__REQUIREMENTS__
Every record below is to be retyped exactly.

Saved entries
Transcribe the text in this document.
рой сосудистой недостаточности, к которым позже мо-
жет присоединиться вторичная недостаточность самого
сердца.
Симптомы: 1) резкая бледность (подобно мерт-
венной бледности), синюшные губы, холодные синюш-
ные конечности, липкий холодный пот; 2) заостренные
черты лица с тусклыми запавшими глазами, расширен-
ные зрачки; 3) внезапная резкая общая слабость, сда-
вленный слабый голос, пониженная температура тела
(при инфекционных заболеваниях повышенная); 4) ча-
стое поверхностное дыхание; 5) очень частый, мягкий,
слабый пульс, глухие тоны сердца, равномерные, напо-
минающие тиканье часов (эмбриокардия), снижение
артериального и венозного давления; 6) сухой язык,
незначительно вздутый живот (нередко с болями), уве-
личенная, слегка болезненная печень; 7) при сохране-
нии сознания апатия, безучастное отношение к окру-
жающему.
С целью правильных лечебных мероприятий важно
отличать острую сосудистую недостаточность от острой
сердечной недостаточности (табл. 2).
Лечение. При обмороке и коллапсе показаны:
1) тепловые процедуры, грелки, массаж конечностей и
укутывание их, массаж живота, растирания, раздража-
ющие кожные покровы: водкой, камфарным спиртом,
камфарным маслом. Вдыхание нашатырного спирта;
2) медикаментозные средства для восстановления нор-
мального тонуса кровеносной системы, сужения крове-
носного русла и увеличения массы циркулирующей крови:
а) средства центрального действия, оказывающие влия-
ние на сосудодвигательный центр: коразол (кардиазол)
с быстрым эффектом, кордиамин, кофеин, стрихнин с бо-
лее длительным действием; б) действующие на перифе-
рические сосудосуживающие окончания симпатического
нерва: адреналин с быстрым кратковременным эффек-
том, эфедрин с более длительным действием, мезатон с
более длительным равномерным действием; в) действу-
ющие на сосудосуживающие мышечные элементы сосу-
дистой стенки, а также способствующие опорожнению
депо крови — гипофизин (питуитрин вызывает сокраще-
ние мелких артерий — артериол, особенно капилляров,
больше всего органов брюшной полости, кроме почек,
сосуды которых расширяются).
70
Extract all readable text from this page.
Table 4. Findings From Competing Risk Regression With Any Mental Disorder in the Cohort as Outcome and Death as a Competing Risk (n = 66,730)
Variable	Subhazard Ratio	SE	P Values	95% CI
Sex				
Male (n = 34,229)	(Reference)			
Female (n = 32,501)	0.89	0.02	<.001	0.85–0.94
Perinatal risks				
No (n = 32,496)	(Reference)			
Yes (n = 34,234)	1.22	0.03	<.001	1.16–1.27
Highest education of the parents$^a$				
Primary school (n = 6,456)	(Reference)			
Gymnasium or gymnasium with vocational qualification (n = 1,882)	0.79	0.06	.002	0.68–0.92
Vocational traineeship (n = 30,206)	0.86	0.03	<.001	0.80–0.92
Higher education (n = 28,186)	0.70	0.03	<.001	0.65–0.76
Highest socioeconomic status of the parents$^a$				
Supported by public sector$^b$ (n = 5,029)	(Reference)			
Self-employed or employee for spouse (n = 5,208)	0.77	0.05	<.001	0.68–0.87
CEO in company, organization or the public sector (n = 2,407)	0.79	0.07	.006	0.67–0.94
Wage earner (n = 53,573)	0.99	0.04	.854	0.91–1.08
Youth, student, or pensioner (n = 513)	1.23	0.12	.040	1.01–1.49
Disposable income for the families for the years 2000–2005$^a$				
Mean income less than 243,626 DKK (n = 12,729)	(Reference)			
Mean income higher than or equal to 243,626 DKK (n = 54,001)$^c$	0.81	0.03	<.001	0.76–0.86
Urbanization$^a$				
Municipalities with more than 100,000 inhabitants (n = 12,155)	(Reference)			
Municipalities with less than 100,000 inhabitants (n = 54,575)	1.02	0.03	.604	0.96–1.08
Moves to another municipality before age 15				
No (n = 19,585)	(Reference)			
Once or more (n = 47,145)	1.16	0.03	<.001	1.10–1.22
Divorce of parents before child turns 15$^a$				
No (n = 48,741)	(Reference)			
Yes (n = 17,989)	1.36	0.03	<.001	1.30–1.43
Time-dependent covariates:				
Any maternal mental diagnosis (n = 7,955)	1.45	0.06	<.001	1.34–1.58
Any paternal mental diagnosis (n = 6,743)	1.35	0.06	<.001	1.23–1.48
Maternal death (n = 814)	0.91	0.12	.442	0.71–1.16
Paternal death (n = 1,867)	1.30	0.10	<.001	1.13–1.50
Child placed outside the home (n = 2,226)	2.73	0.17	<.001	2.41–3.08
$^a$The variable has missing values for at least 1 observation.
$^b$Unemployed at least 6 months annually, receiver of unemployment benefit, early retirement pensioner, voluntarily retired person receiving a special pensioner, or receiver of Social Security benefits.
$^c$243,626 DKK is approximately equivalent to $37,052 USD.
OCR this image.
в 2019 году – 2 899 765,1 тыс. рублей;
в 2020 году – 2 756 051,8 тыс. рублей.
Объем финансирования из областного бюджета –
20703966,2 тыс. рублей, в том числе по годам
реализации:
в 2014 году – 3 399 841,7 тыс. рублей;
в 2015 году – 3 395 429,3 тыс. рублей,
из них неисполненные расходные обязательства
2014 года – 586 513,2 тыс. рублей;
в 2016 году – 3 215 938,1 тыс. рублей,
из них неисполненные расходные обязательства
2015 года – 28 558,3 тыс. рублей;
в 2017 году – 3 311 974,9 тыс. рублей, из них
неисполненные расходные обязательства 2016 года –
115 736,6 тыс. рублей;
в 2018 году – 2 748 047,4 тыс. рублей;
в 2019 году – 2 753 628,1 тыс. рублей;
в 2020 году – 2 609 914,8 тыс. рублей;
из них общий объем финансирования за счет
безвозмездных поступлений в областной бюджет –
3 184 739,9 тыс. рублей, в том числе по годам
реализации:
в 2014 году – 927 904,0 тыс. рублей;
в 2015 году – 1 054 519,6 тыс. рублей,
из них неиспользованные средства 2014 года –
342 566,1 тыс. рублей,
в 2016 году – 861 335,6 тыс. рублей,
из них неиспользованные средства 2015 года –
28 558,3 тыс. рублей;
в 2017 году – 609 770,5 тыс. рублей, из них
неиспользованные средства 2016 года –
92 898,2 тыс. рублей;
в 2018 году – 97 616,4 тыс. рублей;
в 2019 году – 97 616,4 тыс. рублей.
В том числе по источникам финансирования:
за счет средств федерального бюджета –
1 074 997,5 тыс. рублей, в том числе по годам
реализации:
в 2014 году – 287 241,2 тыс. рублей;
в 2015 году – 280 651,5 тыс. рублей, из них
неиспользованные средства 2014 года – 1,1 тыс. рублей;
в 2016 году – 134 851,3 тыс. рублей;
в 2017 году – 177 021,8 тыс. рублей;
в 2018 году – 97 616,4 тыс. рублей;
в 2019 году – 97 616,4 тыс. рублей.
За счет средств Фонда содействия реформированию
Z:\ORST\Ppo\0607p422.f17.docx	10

__THE COMPLETED TASK__
Transcribe the text in this document.
рой сосудистой недостаточности, к которым позже мо-
жет присоединиться вторичная недостаточность самого
сердца.
Симптомы: 1) резкая бледность (подобно мерт-
венной бледности), синюшные губы, холодные синюш-
ные конечности, липкий холодный пот; 2) заостренные
черты лица с тусклыми запавшими глазами, расширен-
ные зрачки; 3) внезапная резкая общая слабость, сда-
вленный слабый голос, пониженная температура тела
(при инфекционных заболеваниях повышенная); 4) ча-
стое поверхностное дыхание; 5) очень частый, мягкий,
слабый пульс, глухие тоны сердца, равномерные, напо-
минающие тиканье часов (эмбриокардия), снижение
артериального и венозного давления; 6) сухой язык,
незначительно вздутый живот (нередко с болями), уве-
личенная, слегка болезненная печень; 7) при сохране-
нии сознания апатия, безучастное отношение к окру-
жающему.
С целью правильных лечебных мероприятий важно
отличать острую сосудистую недостаточность от острой
сердечной недостаточности (табл. 2).
Лечение. При обмороке и коллапсе показаны:
1) тепловые процедуры, грелки, массаж конечностей и
укутывание их, массаж живота, растирания, раздража-
ющие кожные покровы: водкой, камфарным спиртом,
камфарным маслом. Вдыхание нашатырного спирта;
2) медикаментозные средства для восстановления нор-
мального тонуса кровеносной системы, сужения крове-
носного русла и увеличения массы циркулирующей крови:
а) средства центрального действия, оказывающие влия-
ние на сосудодвигательный центр: коразол (кардиазол)
с быстрым эффектом, кордиамин, кофеин, стрихнин с бо-
лее длительным действием; б) действующие на перифе-
рические сосудосуживающие окончания симпатического
нерва: адреналин с быстрым кратковременным эффек-
том, эфедрин с более длительным действием, мезатон с
более длительным равномерным действием; в) действу-
ющие на сосудосуживающие мышечные элементы сосу-
дистой стенки, а также способствующие опорожнению
депо крови — гипофизин (питуитрин вызывает сокраще-
ние мелких артерий — артериол, особенно капилляров,
больше всего органов брюшной полости, кроме почек,
сосуды которых расширяются).
70
Extract all readable text from this page.
Table 4. Findings From Competing Risk Regression With Any Mental Disorder in the Cohort as Outcome and Death as a Competing Risk (n = 66,730)
Variable	Subhazard Ratio	SE	P Values	95% CI
Sex				
Male (n = 34,229)	(Reference)			
Female (n = 32,501)	0.89	0.02	<.001	0.85–0.94
Perinatal risks				
No (n = 32,496)	(Reference)			
Yes (n = 34,234)	1.22	0.03	<.001	1.16–1.27
Highest education of the parents$^a$				
Primary school (n = 6,456)	(Reference)			
Gymnasium or gymnasium with vocational qualification (n = 1,882)	0.79	0.06	.002	0.68–0.92
Vocational traineeship (n = 30,206)	0.86	0.03	<.001	0.80–0.92
Higher education (n = 28,186)	0.70	0.03	<.001	0.65–0.76
Highest socioeconomic status of the parents$^a$				
Supported by public sector$^b$ (n = 5,029)	(Reference)			
Self-employed or employee for spouse (n = 5,208)	0.77	0.05	<.001	0.68–0.87
CEO in company, organization or the public sector (n = 2,407)	0.79	0.07	.006	0.67–0.94
Wage earner (n = 53,573)	0.99	0.04	.854	0.91–1.08
Youth, student, or pensioner (n = 513)	1.23	0.12	.040	1.01–1.49
Disposable income for the families for the years 2000–2005$^a$				
Mean income less than 243,626 DKK (n = 12,729)	(Reference)			
Mean income higher than or equal to 243,626 DKK (n = 54,001)$^c$	0.81	0.03	<.001	0.76–0.86
Urbanization$^a$				
Municipalities with more than 100,000 inhabitants (n = 12,155)	(Reference)			
Municipalities with less than 100,000 inhabitants (n = 54,575)	1.02	0.03	.604	0.96–1.08
Moves to another municipality before age 15				
No (n = 19,585)	(Reference)			
Once or more (n = 47,145)	1.16	0.03	<.001	1.10–1.22
Divorce of parents before child turns 15$^a$				
No (n = 48,741)	(Reference)			
Yes (n = 17,989)	1.36	0.03	<.001	1.30–1.43
Time-dependent covariates:				
Any maternal mental diagnosis (n = 7,955)	1.45	0.06	<.001	1.34–1.58
Any paternal mental diagnosis (n = 6,743)	1.35	0.06	<.001	1.23–1.48
Maternal death (n = 814)	0.91	0.12	.442	0.71–1.16
Paternal death (n = 1,867)	1.30	0.10	<.001	1.13–1.50
Child placed outside the home (n = 2,226)	2.73	0.17	<.001	2.41–3.08
$^a$The variable has missing values for at least 1 observation.
$^b$Unemployed at least 6 months annually, receiver of unemployment benefit, early retirement pensioner, voluntarily retired person receiving a special pensioner, or receiver of Social Security benefits.
$^c$243,626 DKK is approximately equivalent to $37,052 USD.
OCR this image.
в 2019 году – 2 899 765,1 тыс. рублей;
в 2020 году – 2 756 051,8 тыс. рублей.
Объем финансирования из областного бюджета –
20703966,2 тыс. рублей, в том числе по годам
реализации:
в 2014 году – 3 399 841,7 тыс. рублей;
в 2015 году – 3 395 429,3 тыс. рублей,
из них неисполненные расходные обязательства
2014 года – 586 513,2 тыс. рублей;
в 2016 году – 3 215 938,1 тыс. рублей,
из них неисполненные расходные обязательства
2015 года – 28 558,3 тыс. рублей;
в 2017 году – 3 311 974,9 тыс. рублей, из них
неисполненные расходные обязательства 2016 года –
115 736,6 тыс. рублей;
в 2018 году – 2 748 047,4 тыс. рублей;
в 2019 году – 2 753 628,1 тыс. рублей;
в 2020 году – 2 609 914,8 тыс. рублей;
из них общий объем финансирования за счет
безвозмездных поступлений в областной бюджет –
3 184 739,9 тыс. рублей, в том числе по годам
реализации:
в 2014 году – 927 904,0 тыс. рублей;
в 2015 году – 1 054 519,6 тыс. рублей,
из них неиспользованные средства 2014 года –
342 566,1 тыс. рублей,
в 2016 году – 861 335,6 тыс. рублей,
из них неиспользованные средства 2015 года –
28 558,3 тыс. рублей;
в 2017 году – 609 770,5 тыс. рублей, из них
неиспользованные средства 2016 года –
92 898,2 тыс. рублей;
в 2018 году – 97 616,4 тыс. рублей;
в 2019 году – 97 616,4 тыс. рублей.
В том числе по источникам финансирования:
за счет средств федерального бюджета –
1 074 997,5 тыс. рублей, в том числе по годам
реализации:
в 2014 году – 287 241,2 тыс. рублей;
в 2015 году – 280 651,5 тыс. рублей, из них
неиспользованные средства 2014 года – 1,1 тыс. рублей;
в 2016 году – 134 851,3 тыс. рублей;
в 2017 году – 177 021,8 тыс. рублей;
в 2018 году – 97 616,4 тыс. рублей;
в 2019 году – 97 616,4 тыс. рублей.
За счет средств Фонда содействия реформированию
Z:\ORST\Ppo\0607p422.f17.docx	10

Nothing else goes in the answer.